▸ **Description of the task**
Write out every entry word for word.

▸ **Excerpted records**

==============================

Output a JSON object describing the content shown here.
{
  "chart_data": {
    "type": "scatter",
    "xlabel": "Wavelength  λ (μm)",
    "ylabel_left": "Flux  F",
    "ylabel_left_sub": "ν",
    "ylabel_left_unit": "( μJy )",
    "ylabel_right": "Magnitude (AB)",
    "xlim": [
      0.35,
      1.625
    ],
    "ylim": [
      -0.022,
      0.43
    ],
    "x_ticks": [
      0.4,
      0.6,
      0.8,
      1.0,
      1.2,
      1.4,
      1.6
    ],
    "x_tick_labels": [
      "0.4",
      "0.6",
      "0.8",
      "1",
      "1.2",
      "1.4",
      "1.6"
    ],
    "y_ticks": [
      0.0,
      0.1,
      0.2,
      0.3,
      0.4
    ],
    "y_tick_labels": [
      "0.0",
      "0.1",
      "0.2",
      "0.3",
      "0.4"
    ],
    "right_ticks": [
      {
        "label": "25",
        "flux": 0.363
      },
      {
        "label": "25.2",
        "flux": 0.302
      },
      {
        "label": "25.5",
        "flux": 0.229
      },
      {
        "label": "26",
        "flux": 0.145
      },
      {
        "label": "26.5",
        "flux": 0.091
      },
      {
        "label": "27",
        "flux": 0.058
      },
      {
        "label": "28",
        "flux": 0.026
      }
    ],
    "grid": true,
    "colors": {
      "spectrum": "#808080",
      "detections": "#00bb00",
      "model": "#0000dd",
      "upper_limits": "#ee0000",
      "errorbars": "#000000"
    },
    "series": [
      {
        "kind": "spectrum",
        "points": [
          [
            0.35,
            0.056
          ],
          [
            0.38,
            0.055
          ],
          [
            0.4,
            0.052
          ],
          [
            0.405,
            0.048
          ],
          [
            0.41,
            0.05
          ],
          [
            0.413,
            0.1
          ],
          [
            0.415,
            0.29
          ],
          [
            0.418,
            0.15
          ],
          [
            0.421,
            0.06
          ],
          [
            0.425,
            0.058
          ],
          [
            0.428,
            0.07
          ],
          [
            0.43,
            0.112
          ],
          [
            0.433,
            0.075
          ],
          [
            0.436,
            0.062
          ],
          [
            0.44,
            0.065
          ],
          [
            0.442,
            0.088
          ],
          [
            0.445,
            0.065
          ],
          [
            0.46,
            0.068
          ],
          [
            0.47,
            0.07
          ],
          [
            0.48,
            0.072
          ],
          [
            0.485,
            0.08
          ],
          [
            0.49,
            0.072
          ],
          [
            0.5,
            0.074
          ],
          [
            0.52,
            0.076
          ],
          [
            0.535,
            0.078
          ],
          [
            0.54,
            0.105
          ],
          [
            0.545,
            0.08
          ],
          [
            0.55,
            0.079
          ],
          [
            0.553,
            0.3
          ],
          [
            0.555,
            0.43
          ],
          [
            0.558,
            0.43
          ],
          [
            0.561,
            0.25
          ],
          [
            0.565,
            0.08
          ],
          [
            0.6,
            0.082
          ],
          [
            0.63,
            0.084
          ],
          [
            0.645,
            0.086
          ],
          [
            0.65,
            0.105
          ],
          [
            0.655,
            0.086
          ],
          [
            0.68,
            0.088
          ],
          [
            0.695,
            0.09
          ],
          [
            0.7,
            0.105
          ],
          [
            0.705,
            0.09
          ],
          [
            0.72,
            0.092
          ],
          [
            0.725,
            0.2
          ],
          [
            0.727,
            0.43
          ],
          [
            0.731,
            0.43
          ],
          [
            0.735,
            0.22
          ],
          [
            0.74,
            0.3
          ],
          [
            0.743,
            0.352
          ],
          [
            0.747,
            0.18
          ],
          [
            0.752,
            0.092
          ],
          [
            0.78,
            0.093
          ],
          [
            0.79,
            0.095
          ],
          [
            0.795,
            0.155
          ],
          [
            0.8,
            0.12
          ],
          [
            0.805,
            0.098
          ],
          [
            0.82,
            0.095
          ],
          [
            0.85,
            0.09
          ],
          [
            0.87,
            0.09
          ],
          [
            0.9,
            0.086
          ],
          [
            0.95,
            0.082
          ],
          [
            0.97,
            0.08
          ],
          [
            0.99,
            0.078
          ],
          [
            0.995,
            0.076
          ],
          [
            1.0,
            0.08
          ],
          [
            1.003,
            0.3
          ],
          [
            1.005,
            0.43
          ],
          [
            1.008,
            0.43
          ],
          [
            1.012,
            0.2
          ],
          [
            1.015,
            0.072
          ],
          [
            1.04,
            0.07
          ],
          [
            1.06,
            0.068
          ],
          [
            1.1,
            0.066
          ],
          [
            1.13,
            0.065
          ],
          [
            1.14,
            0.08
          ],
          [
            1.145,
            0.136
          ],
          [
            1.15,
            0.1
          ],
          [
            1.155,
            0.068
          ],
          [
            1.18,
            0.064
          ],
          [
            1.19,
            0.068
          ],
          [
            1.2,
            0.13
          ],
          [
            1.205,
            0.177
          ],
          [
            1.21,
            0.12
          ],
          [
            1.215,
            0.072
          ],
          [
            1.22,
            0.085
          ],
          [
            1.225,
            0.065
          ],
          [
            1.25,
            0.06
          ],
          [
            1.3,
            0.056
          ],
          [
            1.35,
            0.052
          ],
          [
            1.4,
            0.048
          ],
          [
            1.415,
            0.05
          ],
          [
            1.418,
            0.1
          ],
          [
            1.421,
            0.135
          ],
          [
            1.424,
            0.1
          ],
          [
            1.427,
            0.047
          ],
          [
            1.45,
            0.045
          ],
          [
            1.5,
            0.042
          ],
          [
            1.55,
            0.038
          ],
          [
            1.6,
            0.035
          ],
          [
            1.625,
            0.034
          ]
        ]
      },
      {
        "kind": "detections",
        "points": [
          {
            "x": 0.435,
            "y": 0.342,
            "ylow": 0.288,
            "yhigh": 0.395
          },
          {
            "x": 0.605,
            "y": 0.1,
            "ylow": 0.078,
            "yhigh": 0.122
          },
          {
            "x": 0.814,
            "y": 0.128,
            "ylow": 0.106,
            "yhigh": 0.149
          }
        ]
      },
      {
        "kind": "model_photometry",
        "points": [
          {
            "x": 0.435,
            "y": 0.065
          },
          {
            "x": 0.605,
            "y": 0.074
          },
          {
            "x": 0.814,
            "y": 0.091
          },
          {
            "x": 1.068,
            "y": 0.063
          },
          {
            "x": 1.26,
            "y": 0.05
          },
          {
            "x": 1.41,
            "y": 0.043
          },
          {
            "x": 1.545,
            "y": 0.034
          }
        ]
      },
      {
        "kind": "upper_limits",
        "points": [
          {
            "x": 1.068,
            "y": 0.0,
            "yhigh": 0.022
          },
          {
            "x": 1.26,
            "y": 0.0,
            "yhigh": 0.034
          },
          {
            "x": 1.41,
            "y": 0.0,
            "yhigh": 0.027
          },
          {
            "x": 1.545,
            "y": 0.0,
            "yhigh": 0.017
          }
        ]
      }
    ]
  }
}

==============================

▸ **Result of this exercise**
Output a JSON object describing the content shown here.
{
  "chart_data": {
    "type": "scatter",
    "xlabel": "Wavelength  λ (μm)",
    "ylabel_left": "Flux  F",
    "ylabel_left_sub": "ν",
    "ylabel_left_unit": "( μJy )",
    "ylabel_right": "Magnitude (AB)",
    "xlim": [
      0.35,
      1.625
    ],
    "ylim": [
      -0.022,
      0.43
    ],
    "x_ticks": [
      0.4,
      0.6,
      0.8,
      1.0,
      1.2,
      1.4,
      1.6
    ],
    "x_tick_labels": [
      "0.4",
      "0.6",
      "0.8",
      "1",
      "1.2",
      "1.4",
      "1.6"
    ],
    "y_ticks": [
      0.0,
      0.1,
      0.2,
      0.3,
      0.4
    ],
    "y_tick_labels": [
      "0.0",
      "0.1",
      "0.2",
      "0.3",
      "0.4"
    ],
    "right_ticks": [
      {
        "label": "25",
        "flux": 0.363
      },
      {
        "label": "25.2",
        "flux": 0.302
      },
      {
        "label": "25.5",
        "flux": 0.229
      },
      {
        "label": "26",
        "flux": 0.145
      },
      {
        "label": "26.5",
        "flux": 0.091
      },
      {
        "label": "27",
        "flux": 0.058
      },
      {
        "label": "28",
        "flux": 0.026
      }
    ],
    "grid": true,
    "colors": {
      "spectrum": "#808080",
      "detections": "#00bb00",
      "model": "#0000dd",
      "upper_limits": "#ee0000",
      "errorbars": "#000000"
    },
    "series": [
      {
        "kind": "spectrum",
        "points": [
          [
            0.35,
            0.056
          ],
          [
            0.38,
            0.055
          ],
          [
            0.4,
            0.052
          ],
          [
            0.405,
            0.048
          ],
          [
            0.41,
            0.05
          ],
          [
            0.413,
            0.1
          ],
          [
            0.415,
            0.29
          ],
          [
            0.418,
            0.15
          ],
          [
            0.421,
            0.06
          ],
          [
            0.425,
            0.058
          ],
          [
            0.428,
            0.07
          ],
          [
            0.43,
            0.112
          ],
          [
            0.433,
            0.075
          ],
          [
            0.436,
            0.062
          ],
          [
            0.44,
            0.065
          ],
          [
            0.442,
            0.088
          ],
          [
            0.445,
            0.065
          ],
          [
            0.46,
            0.068
          ],
          [
            0.47,
            0.07
          ],
          [
            0.48,
            0.072
          ],
          [
            0.485,
            0.08
          ],
          [
            0.49,
            0.072
          ],
          [
            0.5,
            0.074
          ],
          [
            0.52,
            0.076
          ],
          [
            0.535,
            0.078
          ],
          [
            0.54,
            0.105
          ],
          [
            0.545,
            0.08
          ],
          [
            0.55,
            0.079
          ],
          [
            0.553,
            0.3
          ],
          [
            0.555,
            0.43
          ],
          [
            0.558,
            0.43
          ],
          [
            0.561,
            0.25
          ],
          [
            0.565,
            0.08
          ],
          [
            0.6,
            0.082
          ],
          [
            0.63,
            0.084
          ],
          [
            0.645,
            0.086
          ],
          [
            0.65,
            0.105
          ],
          [
            0.655,
            0.086
          ],
          [
            0.68,
            0.088
          ],
          [
            0.695,
            0.09
          ],
          [
            0.7,
            0.105
          ],
          [
            0.705,
            0.09
          ],
          [
            0.72,
            0.092
          ],
          [
            0.725,
            0.2
          ],
          [
            0.727,
            0.43
          ],
          [
            0.731,
            0.43
          ],
          [
            0.735,
            0.22
          ],
          [
            0.74,
            0.3
          ],
          [
            0.743,
            0.352
          ],
          [
            0.747,
            0.18
          ],
          [
            0.752,
            0.092
          ],
          [
            0.78,
            0.093
          ],
          [
            0.79,
            0.095
          ],
          [
            0.795,
            0.155
          ],
          [
            0.8,
            0.12
          ],
          [
            0.805,
            0.098
          ],
          [
            0.82,
            0.095
          ],
          [
            0.85,
            0.09
          ],
          [
            0.87,
            0.09
          ],
          [
            0.9,
            0.086
          ],
          [
            0.95,
            0.082
          ],
          [
            0.97,
            0.08
          ],
          [
            0.99,
            0.078
          ],
          [
            0.995,
            0.076
          ],
          [
            1.0,
            0.08
          ],
          [
            1.003,
            0.3
          ],
          [
            1.005,
            0.43
          ],
          [
            1.008,
            0.43
          ],
          [
            1.012,
            0.2
          ],
          [
            1.015,
            0.072
          ],
          [
            1.04,
            0.07
          ],
          [
            1.06,
            0.068
          ],
          [
            1.1,
            0.066
          ],
          [
            1.13,
            0.065
          ],
          [
            1.14,
            0.08
          ],
          [
            1.145,
            0.136
          ],
          [
            1.15,
            0.1
          ],
          [
            1.155,
            0.068
          ],
          [
            1.18,
            0.064
          ],
          [
            1.19,
            0.068
          ],
          [
            1.2,
            0.13
          ],
          [
            1.205,
            0.177
          ],
          [
            1.21,
            0.12
          ],
          [
            1.215,
            0.072
          ],
          [
            1.22,
            0.085
          ],
          [
            1.225,
            0.065
          ],
          [
            1.25,
            0.06
          ],
          [
            1.3,
            0.056
          ],
          [
            1.35,
            0.052
          ],
          [
            1.4,
            0.048
          ],
          [
            1.415,
            0.05
          ],
          [
            1.418,
            0.1
          ],
          [
            1.421,
            0.135
          ],
          [
            1.424,
            0.1
          ],
          [
            1.427,
            0.047
          ],
          [
            1.45,
            0.045
          ],
          [
            1.5,
            0.042
          ],
          [
            1.55,
            0.038
          ],
          [
            1.6,
            0.035
          ],
          [
            1.625,
            0.034
          ]
        ]
      },
      {
        "kind": "detections",
        "points": [
          {
            "x": 0.435,
            "y": 0.342,
            "ylow": 0.288,
            "yhigh": 0.395
          },
          {
            "x": 0.605,
            "y": 0.1,
            "ylow": 0.078,
            "yhigh": 0.122
          },
          {
            "x": 0.814,
            "y": 0.128,
            "ylow": 0.106,
            "yhigh": 0.149
          }
        ]
      },
      {
        "kind": "model_photometry",
        "points": [
          {
            "x": 0.435,
            "y": 0.065
          },
          {
            "x": 0.605,
            "y": 0.074
          },
          {
            "x": 0.814,
            "y": 0.091
          },
          {
            "x": 1.068,
            "y": 0.063
          },
          {
            "x": 1.26,
            "y": 0.05
          },
          {
            "x": 1.41,
            "y": 0.043
          },
          {
            "x": 1.545,
            "y": 0.034
          }
        ]
      },
      {
        "kind": "upper_limits",
        "points": [
          {
            "x": 1.068,
            "y": 0.0,
            "yhigh": 0.022
          },
          {
            "x": 1.26,
            "y": 0.0,
            "yhigh": 0.034
          },
          {
            "x": 1.41,
            "y": 0.0,
            "yhigh": 0.027
          },
          {
            "x": 1.545,
            "y": 0.0,
            "yhigh": 0.017
          }
        ]
      }
    ]
  }
}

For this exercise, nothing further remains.